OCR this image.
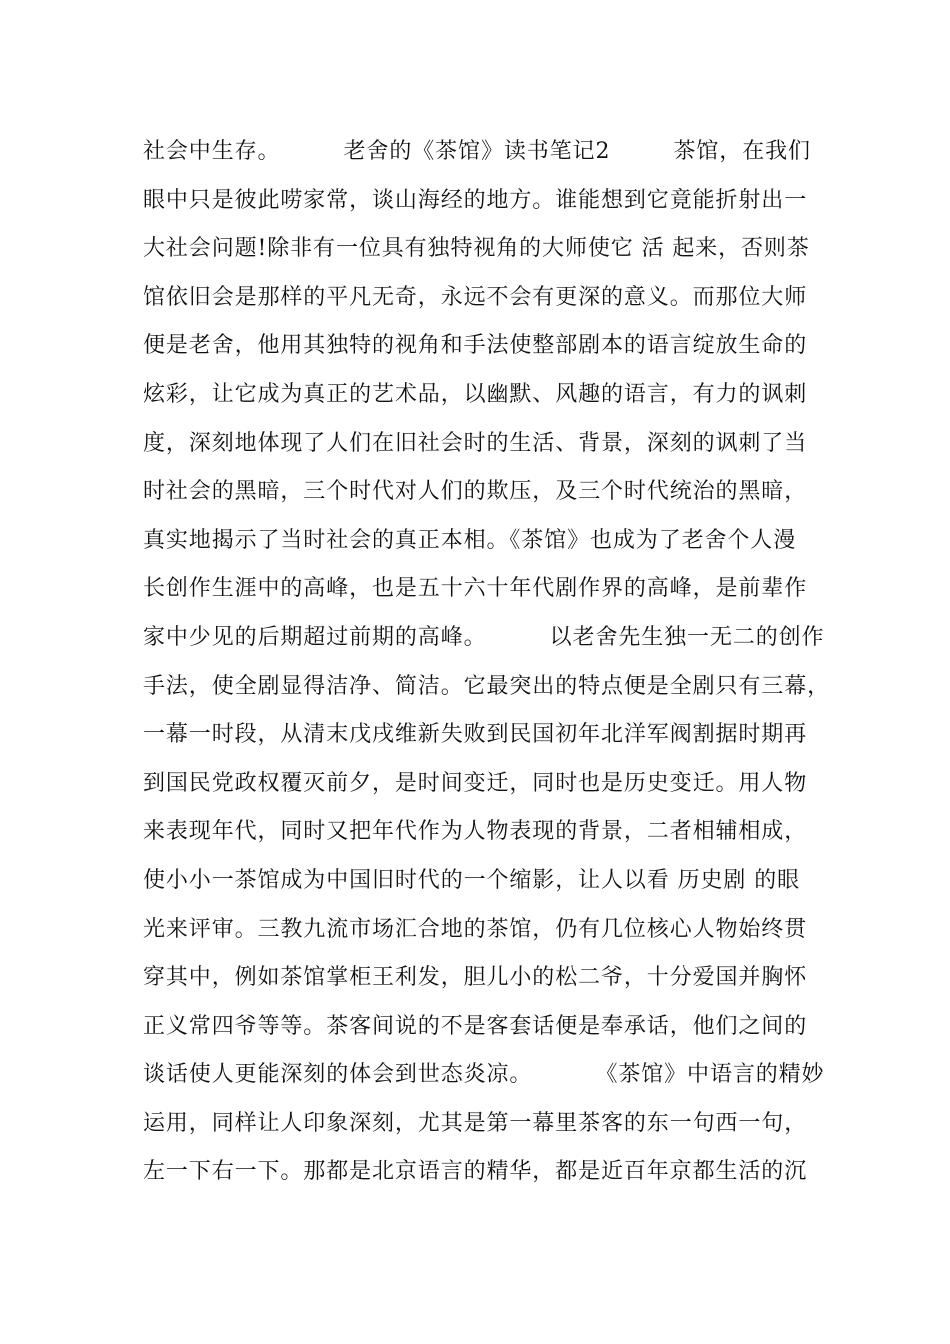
社会中生存。        老舍的《茶馆》读书笔记2        茶馆，在我们
眼中只是彼此唠家常，谈山海经的地方。谁能想到它竟能折射出一
大社会问题!除非有一位具有独特视角的大师使它 活 起来，否则茶
馆依旧会是那样的平凡无奇，永远不会有更深的意义。而那位大师
便是老舍，他用其独特的视角和手法使整部剧本的语言绽放生命的
炫彩，让它成为真正的艺术品，以幽默、风趣的语言，有力的讽刺
度，深刻地体现了人们在旧社会时的生活、背景，深刻的讽刺了当
时社会的黑暗，三个时代对人们的欺压，及三个时代统治的黑暗，
真实地揭示了当时社会的真正本相。《茶馆》也成为了老舍个人漫
长创作生涯中的高峰，也是五十六十年代剧作界的高峰，是前辈作
家中少见的后期超过前期的高峰。        以老舍先生独一无二的创作
手法，使全剧显得洁净、简洁。它最突出的特点便是全剧只有三幕，
一幕一时段，从清末戊戌维新失败到民国初年北洋军阀割据时期再
到国民党政权覆灭前夕，是时间变迁，同时也是历史变迁。用人物
来表现年代，同时又把年代作为人物表现的背景，二者相辅相成，
使小小一茶馆成为中国旧时代的一个缩影，让人以看 历史剧 的眼
光来评审。三教九流市场汇合地的茶馆，仍有几位核心人物始终贯
穿其中，例如茶馆掌柜王利发，胆儿小的松二爷，十分爱国并胸怀
正义常四爷等等。茶客间说的不是客套话便是奉承话，他们之间的
谈话使人更能深刻的体会到世态炎凉。        《茶馆》中语言的精妙
运用，同样让人印象深刻，尤其是第一幕里茶客的东一句西一句，
左一下右一下。那都是北京语言的精华，都是近百年京都生活的沉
------------------------
Reproduce all the entries that precede this task, word for word, minus any pictures.

**Solution for this exercise**
OCR this image.
社会中生存。        老舍的《茶馆》读书笔记2        茶馆，在我们
眼中只是彼此唠家常，谈山海经的地方。谁能想到它竟能折射出一
大社会问题!除非有一位具有独特视角的大师使它 活 起来，否则茶
馆依旧会是那样的平凡无奇，永远不会有更深的意义。而那位大师
便是老舍，他用其独特的视角和手法使整部剧本的语言绽放生命的
炫彩，让它成为真正的艺术品，以幽默、风趣的语言，有力的讽刺
度，深刻地体现了人们在旧社会时的生活、背景，深刻的讽刺了当
时社会的黑暗，三个时代对人们的欺压，及三个时代统治的黑暗，
真实地揭示了当时社会的真正本相。《茶馆》也成为了老舍个人漫
长创作生涯中的高峰，也是五十六十年代剧作界的高峰，是前辈作
家中少见的后期超过前期的高峰。        以老舍先生独一无二的创作
手法，使全剧显得洁净、简洁。它最突出的特点便是全剧只有三幕，
一幕一时段，从清末戊戌维新失败到民国初年北洋军阀割据时期再
到国民党政权覆灭前夕，是时间变迁，同时也是历史变迁。用人物
来表现年代，同时又把年代作为人物表现的背景，二者相辅相成，
使小小一茶馆成为中国旧时代的一个缩影，让人以看 历史剧 的眼
光来评审。三教九流市场汇合地的茶馆，仍有几位核心人物始终贯
穿其中，例如茶馆掌柜王利发，胆儿小的松二爷，十分爱国并胸怀
正义常四爷等等。茶客间说的不是客套话便是奉承话，他们之间的
谈话使人更能深刻的体会到世态炎凉。        《茶馆》中语言的精妙
运用，同样让人印象深刻，尤其是第一幕里茶客的东一句西一句，
左一下右一下。那都是北京语言的精华，都是近百年京都生活的沉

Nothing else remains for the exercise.